+++ INPUT DATA

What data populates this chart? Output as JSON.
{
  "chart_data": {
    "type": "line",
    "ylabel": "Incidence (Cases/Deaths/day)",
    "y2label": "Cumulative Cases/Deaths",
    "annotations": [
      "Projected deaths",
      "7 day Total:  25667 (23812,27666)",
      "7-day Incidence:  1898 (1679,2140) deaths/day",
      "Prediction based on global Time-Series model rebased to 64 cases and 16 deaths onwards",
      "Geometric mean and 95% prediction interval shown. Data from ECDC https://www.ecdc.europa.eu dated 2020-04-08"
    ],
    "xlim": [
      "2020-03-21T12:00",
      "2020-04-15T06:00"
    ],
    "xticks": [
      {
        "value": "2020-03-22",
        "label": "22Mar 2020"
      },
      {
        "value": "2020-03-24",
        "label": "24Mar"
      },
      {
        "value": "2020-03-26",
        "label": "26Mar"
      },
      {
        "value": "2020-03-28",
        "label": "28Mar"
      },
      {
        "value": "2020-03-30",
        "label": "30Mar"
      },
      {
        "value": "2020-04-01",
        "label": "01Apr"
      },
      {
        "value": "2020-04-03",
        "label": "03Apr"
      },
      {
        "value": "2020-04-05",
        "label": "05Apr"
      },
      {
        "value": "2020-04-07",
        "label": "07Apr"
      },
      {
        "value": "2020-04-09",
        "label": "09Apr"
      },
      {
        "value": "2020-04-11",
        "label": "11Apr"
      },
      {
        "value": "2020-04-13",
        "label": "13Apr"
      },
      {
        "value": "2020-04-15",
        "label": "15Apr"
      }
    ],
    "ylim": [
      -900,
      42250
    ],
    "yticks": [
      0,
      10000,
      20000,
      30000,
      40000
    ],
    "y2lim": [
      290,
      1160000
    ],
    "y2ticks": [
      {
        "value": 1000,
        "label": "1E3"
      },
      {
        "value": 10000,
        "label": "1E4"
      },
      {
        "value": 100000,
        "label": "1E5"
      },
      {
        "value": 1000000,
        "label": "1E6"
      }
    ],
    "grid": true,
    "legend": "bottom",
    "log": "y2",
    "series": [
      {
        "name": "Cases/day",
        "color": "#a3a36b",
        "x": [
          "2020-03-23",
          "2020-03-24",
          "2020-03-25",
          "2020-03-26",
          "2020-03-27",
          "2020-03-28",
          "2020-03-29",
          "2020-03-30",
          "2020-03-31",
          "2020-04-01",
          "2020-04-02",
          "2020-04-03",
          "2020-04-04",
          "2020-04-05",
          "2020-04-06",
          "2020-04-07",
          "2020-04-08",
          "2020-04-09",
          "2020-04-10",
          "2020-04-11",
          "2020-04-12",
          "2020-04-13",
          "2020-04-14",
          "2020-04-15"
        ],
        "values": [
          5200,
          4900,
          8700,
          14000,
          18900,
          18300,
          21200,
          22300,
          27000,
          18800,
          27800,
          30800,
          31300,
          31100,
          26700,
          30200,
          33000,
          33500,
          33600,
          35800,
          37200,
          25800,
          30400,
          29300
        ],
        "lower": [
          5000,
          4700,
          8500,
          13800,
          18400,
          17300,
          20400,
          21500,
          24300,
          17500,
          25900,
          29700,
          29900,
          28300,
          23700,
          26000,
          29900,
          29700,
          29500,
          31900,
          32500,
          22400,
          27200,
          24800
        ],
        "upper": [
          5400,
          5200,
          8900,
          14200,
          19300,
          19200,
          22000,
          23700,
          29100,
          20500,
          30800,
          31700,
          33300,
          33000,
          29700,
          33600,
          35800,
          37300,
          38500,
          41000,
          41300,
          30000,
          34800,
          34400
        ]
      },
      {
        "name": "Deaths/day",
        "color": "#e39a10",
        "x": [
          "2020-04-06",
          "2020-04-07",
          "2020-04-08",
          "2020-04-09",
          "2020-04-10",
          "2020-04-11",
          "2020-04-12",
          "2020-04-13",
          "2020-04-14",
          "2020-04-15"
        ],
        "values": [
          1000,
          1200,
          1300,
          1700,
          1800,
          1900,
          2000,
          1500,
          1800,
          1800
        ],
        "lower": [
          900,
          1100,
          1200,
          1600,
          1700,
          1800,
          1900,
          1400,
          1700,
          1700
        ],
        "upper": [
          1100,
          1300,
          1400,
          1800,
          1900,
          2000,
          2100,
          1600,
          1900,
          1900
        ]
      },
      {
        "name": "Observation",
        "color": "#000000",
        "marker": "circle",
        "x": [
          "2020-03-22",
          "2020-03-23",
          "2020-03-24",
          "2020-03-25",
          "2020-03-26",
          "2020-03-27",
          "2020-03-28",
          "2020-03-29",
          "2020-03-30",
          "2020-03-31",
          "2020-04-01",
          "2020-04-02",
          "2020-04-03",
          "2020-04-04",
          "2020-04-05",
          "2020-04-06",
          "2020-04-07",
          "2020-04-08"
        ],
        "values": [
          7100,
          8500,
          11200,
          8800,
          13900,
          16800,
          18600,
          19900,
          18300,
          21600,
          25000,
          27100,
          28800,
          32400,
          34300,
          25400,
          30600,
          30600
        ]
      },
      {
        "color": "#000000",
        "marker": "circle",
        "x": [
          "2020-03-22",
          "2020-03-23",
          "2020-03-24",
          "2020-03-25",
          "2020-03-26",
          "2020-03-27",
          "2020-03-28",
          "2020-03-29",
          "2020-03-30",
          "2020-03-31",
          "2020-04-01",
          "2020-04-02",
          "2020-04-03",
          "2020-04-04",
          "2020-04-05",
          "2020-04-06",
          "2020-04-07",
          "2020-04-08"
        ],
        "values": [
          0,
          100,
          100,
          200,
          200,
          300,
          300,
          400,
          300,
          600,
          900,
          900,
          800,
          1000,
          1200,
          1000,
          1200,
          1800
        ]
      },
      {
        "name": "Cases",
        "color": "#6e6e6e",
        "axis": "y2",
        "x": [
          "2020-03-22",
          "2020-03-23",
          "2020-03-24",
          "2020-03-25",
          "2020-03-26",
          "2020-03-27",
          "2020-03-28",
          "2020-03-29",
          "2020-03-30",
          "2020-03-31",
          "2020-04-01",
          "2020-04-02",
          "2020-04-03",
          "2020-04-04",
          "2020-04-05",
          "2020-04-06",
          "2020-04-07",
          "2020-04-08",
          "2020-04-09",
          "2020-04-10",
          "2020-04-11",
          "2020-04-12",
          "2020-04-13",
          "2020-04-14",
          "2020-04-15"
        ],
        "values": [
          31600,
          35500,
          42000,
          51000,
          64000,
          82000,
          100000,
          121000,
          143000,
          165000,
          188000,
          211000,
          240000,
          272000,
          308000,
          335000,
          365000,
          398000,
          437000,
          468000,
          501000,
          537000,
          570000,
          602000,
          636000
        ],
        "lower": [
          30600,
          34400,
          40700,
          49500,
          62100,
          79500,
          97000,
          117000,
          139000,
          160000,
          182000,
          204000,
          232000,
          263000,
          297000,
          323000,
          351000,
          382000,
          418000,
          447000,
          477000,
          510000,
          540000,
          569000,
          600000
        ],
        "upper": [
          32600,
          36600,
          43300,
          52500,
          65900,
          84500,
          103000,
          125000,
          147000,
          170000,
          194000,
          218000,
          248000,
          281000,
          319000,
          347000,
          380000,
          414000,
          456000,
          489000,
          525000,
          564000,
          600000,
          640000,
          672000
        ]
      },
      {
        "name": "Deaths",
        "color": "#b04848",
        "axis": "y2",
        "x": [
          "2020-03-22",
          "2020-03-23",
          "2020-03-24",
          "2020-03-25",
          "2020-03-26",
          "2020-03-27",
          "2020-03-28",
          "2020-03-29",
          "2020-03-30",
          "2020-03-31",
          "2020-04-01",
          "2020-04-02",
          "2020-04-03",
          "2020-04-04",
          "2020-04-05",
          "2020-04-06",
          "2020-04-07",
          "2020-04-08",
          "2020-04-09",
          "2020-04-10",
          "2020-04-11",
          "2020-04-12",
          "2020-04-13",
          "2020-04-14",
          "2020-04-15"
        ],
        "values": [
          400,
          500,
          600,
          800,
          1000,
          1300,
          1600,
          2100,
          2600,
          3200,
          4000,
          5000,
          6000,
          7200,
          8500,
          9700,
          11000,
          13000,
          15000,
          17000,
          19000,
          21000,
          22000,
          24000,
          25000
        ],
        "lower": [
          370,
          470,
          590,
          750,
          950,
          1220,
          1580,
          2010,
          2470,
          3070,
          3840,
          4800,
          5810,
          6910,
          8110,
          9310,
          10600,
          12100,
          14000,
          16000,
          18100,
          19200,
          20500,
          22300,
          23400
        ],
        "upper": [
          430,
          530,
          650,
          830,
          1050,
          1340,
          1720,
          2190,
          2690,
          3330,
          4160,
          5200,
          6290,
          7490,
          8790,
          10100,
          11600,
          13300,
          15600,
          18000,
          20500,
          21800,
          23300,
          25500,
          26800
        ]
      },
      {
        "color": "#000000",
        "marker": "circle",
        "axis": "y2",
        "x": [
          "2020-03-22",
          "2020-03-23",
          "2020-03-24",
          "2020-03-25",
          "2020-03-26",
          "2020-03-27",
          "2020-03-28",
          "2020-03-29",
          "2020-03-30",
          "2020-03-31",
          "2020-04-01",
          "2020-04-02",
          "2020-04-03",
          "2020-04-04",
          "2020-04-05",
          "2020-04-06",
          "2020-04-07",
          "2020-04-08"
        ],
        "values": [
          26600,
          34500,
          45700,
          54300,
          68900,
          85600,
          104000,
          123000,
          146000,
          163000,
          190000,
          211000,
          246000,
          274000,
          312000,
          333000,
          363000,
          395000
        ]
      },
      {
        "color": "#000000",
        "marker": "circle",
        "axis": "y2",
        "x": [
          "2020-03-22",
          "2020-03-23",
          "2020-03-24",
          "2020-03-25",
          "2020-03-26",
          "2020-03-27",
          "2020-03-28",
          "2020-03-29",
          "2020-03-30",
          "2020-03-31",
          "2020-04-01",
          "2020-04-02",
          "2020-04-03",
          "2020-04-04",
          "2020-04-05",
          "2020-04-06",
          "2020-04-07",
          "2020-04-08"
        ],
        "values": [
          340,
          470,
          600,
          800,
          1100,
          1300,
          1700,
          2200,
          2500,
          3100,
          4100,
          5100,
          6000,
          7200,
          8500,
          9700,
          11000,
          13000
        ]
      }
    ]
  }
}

++++++

_PROBLEM REQUIREMENTS_:
Copy out every line that includes the word "Incidence".

_EXPECTED OUTPUT_:
    "ylabel": "Incidence (Cases/Deaths/day)",
      "7-day Incidence:  1898 (1679,2140) deaths/day",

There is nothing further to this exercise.